TO BE DONE:
Your job is to restate each entry word for word.

MATERIAL:
— Begin —

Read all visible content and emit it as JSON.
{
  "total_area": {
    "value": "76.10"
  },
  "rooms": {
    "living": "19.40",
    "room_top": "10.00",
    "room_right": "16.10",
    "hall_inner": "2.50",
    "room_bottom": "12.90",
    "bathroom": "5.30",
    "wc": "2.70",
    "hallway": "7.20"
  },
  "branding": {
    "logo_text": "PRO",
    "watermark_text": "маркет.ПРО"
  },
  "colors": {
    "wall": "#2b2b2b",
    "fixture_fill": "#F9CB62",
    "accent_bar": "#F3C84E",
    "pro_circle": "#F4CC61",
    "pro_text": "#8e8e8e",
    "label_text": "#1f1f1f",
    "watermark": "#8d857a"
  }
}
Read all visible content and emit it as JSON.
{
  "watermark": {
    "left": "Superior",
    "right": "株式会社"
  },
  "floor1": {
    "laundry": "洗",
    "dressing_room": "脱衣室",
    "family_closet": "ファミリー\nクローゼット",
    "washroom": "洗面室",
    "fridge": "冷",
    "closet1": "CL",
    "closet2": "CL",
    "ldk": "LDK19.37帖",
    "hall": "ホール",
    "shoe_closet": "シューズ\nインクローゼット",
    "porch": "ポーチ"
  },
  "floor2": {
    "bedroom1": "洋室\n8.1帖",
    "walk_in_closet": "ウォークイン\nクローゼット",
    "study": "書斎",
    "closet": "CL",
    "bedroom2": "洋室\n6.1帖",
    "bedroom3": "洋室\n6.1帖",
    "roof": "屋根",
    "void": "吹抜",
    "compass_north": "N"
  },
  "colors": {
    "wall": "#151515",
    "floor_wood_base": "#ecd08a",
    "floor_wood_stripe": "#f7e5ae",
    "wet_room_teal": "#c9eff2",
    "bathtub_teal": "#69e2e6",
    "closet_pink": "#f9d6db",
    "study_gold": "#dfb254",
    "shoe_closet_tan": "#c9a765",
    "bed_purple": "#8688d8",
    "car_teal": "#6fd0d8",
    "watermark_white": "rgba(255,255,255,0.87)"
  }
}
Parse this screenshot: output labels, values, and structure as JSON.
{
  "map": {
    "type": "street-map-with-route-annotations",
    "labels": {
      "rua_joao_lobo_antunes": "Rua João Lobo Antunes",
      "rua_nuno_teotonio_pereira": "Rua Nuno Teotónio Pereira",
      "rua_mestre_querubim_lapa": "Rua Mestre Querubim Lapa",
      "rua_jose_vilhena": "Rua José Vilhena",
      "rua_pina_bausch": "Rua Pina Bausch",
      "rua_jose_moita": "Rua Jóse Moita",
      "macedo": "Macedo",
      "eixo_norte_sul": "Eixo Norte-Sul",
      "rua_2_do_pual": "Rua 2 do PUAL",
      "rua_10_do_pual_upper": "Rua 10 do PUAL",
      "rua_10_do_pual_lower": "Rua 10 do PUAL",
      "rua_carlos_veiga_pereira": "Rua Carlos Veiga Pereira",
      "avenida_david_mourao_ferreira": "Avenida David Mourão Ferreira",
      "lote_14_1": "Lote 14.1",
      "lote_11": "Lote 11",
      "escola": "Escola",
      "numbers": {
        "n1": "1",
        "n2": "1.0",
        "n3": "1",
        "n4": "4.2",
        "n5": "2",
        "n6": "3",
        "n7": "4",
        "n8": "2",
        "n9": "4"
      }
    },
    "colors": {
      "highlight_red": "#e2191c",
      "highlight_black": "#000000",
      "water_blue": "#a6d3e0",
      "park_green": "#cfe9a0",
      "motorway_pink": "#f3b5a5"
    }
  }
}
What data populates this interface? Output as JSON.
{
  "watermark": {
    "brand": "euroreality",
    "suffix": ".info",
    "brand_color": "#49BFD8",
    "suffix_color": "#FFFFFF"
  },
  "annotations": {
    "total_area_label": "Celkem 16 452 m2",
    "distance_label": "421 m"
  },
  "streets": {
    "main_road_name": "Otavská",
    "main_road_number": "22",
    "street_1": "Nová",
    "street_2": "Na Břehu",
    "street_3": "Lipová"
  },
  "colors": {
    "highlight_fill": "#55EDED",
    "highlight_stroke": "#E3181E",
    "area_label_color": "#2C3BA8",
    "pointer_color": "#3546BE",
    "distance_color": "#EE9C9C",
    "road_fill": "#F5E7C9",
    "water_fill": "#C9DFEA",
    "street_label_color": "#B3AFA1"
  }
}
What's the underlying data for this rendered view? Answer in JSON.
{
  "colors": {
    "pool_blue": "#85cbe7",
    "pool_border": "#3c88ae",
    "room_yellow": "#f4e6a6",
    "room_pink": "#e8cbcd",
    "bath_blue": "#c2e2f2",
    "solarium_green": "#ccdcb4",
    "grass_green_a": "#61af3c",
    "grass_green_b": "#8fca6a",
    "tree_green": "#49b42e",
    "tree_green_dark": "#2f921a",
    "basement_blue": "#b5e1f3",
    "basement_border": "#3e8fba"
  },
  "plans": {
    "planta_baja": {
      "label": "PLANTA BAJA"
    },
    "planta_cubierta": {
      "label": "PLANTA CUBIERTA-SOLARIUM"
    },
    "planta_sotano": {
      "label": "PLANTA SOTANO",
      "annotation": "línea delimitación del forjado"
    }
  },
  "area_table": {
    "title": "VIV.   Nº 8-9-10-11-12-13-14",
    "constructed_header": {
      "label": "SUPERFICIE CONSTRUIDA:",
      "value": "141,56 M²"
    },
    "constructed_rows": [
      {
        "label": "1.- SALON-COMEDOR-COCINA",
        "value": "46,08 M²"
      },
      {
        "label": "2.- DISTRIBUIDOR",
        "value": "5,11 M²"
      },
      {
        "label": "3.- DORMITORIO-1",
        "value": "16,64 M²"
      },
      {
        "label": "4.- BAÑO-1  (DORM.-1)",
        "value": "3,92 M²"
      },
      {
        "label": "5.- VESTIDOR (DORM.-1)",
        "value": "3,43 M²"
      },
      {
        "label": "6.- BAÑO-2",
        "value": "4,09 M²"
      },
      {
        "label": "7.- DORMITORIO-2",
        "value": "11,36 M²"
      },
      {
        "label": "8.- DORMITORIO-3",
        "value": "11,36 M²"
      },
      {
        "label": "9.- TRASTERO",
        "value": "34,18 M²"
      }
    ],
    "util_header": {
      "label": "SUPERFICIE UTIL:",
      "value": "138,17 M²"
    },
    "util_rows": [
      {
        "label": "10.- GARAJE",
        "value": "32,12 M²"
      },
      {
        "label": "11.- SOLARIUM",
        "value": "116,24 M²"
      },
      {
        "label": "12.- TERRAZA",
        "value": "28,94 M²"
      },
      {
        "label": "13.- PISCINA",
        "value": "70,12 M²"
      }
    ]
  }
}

— End —

RESULT FOR THIS EXERCISE:
Read all visible content and emit it as JSON.
{
  "total_area": {
    "value": "76.10"
  },
  "rooms": {
    "living": "19.40",
    "room_top": "10.00",
    "room_right": "16.10",
    "hall_inner": "2.50",
    "room_bottom": "12.90",
    "bathroom": "5.30",
    "wc": "2.70",
    "hallway": "7.20"
  },
  "branding": {
    "logo_text": "PRO",
    "watermark_text": "маркет.ПРО"
  },
  "colors": {
    "wall": "#2b2b2b",
    "fixture_fill": "#F9CB62",
    "accent_bar": "#F3C84E",
    "pro_circle": "#F4CC61",
    "pro_text": "#8e8e8e",
    "label_text": "#1f1f1f",
    "watermark": "#8d857a"
  }
}
Read all visible content and emit it as JSON.
{
  "watermark": {
    "left": "Superior",
    "right": "株式会社"
  },
  "floor1": {
    "laundry": "洗",
    "dressing_room": "脱衣室",
    "family_closet": "ファミリー\nクローゼット",
    "washroom": "洗面室",
    "fridge": "冷",
    "closet1": "CL",
    "closet2": "CL",
    "ldk": "LDK19.37帖",
    "hall": "ホール",
    "shoe_closet": "シューズ\nインクローゼット",
    "porch": "ポーチ"
  },
  "floor2": {
    "bedroom1": "洋室\n8.1帖",
    "walk_in_closet": "ウォークイン\nクローゼット",
    "study": "書斎",
    "closet": "CL",
    "bedroom2": "洋室\n6.1帖",
    "bedroom3": "洋室\n6.1帖",
    "roof": "屋根",
    "void": "吹抜",
    "compass_north": "N"
  },
  "colors": {
    "wall": "#151515",
    "floor_wood_base": "#ecd08a",
    "floor_wood_stripe": "#f7e5ae",
    "wet_room_teal": "#c9eff2",
    "bathtub_teal": "#69e2e6",
    "closet_pink": "#f9d6db",
    "study_gold": "#dfb254",
    "shoe_closet_tan": "#c9a765",
    "bed_purple": "#8688d8",
    "car_teal": "#6fd0d8",
    "watermark_white": "rgba(255,255,255,0.87)"
  }
}
Parse this screenshot: output labels, values, and structure as JSON.
{
  "map": {
    "type": "street-map-with-route-annotations",
    "labels": {
      "rua_joao_lobo_antunes": "Rua João Lobo Antunes",
      "rua_nuno_teotonio_pereira": "Rua Nuno Teotónio Pereira",
      "rua_mestre_querubim_lapa": "Rua Mestre Querubim Lapa",
      "rua_jose_vilhena": "Rua José Vilhena",
      "rua_pina_bausch": "Rua Pina Bausch",
      "rua_jose_moita": "Rua Jóse Moita",
      "macedo": "Macedo",
      "eixo_norte_sul": "Eixo Norte-Sul",
      "rua_2_do_pual": "Rua 2 do PUAL",
      "rua_10_do_pual_upper": "Rua 10 do PUAL",
      "rua_10_do_pual_lower": "Rua 10 do PUAL",
      "rua_carlos_veiga_pereira": "Rua Carlos Veiga Pereira",
      "avenida_david_mourao_ferreira": "Avenida David Mourão Ferreira",
      "lote_14_1": "Lote 14.1",
      "lote_11": "Lote 11",
      "escola": "Escola",
      "numbers": {
        "n1": "1",
        "n2": "1.0",
        "n3": "1",
        "n4": "4.2",
        "n5": "2",
        "n6": "3",
        "n7": "4",
        "n8": "2",
        "n9": "4"
      }
    },
    "colors": {
      "highlight_red": "#e2191c",
      "highlight_black": "#000000",
      "water_blue": "#a6d3e0",
      "park_green": "#cfe9a0",
      "motorway_pink": "#f3b5a5"
    }
  }
}
What data populates this interface? Output as JSON.
{
  "watermark": {
    "brand": "euroreality",
    "suffix": ".info",
    "brand_color": "#49BFD8",
    "suffix_color": "#FFFFFF"
  },
  "annotations": {
    "total_area_label": "Celkem 16 452 m2",
    "distance_label": "421 m"
  },
  "streets": {
    "main_road_name": "Otavská",
    "main_road_number": "22",
    "street_1": "Nová",
    "street_2": "Na Břehu",
    "street_3": "Lipová"
  },
  "colors": {
    "highlight_fill": "#55EDED",
    "highlight_stroke": "#E3181E",
    "area_label_color": "#2C3BA8",
    "pointer_color": "#3546BE",
    "distance_color": "#EE9C9C",
    "road_fill": "#F5E7C9",
    "water_fill": "#C9DFEA",
    "street_label_color": "#B3AFA1"
  }
}
What's the underlying data for this rendered view? Answer in JSON.
{
  "colors": {
    "pool_blue": "#85cbe7",
    "pool_border": "#3c88ae",
    "room_yellow": "#f4e6a6",
    "room_pink": "#e8cbcd",
    "bath_blue": "#c2e2f2",
    "solarium_green": "#ccdcb4",
    "grass_green_a": "#61af3c",
    "grass_green_b": "#8fca6a",
    "tree_green": "#49b42e",
    "tree_green_dark": "#2f921a",
    "basement_blue": "#b5e1f3",
    "basement_border": "#3e8fba"
  },
  "plans": {
    "planta_baja": {
      "label": "PLANTA BAJA"
    },
    "planta_cubierta": {
      "label": "PLANTA CUBIERTA-SOLARIUM"
    },
    "planta_sotano": {
      "label": "PLANTA SOTANO",
      "annotation": "línea delimitación del forjado"
    }
  },
  "area_table": {
    "title": "VIV.   Nº 8-9-10-11-12-13-14",
    "constructed_header": {
      "label": "SUPERFICIE CONSTRUIDA:",
      "value": "141,56 M²"
    },
    "constructed_rows": [
      {
        "label": "1.- SALON-COMEDOR-COCINA",
        "value": "46,08 M²"
      },
      {
        "label": "2.- DISTRIBUIDOR",
        "value": "5,11 M²"
      },
      {
        "label": "3.- DORMITORIO-1",
        "value": "16,64 M²"
      },
      {
        "label": "4.- BAÑO-1  (DORM.-1)",
        "value": "3,92 M²"
      },
      {
        "label": "5.- VESTIDOR (DORM.-1)",
        "value": "3,43 M²"
      },
      {
        "label": "6.- BAÑO-2",
        "value": "4,09 M²"
      },
      {
        "label": "7.- DORMITORIO-2",
        "value": "11,36 M²"
      },
      {
        "label": "8.- DORMITORIO-3",
        "value": "11,36 M²"
      },
      {
        "label": "9.- TRASTERO",
        "value": "34,18 M²"
      }
    ],
    "util_header": {
      "label": "SUPERFICIE UTIL:",
      "value": "138,17 M²"
    },
    "util_rows": [
      {
        "label": "10.- GARAJE",
        "value": "32,12 M²"
      },
      {
        "label": "11.- SOLARIUM",
        "value": "116,24 M²"
      },
      {
        "label": "12.- TERRAZA",
        "value": "28,94 M²"
      },
      {
        "label": "13.- PISCINA",
        "value": "70,12 M²"
      }
    ]
  }
}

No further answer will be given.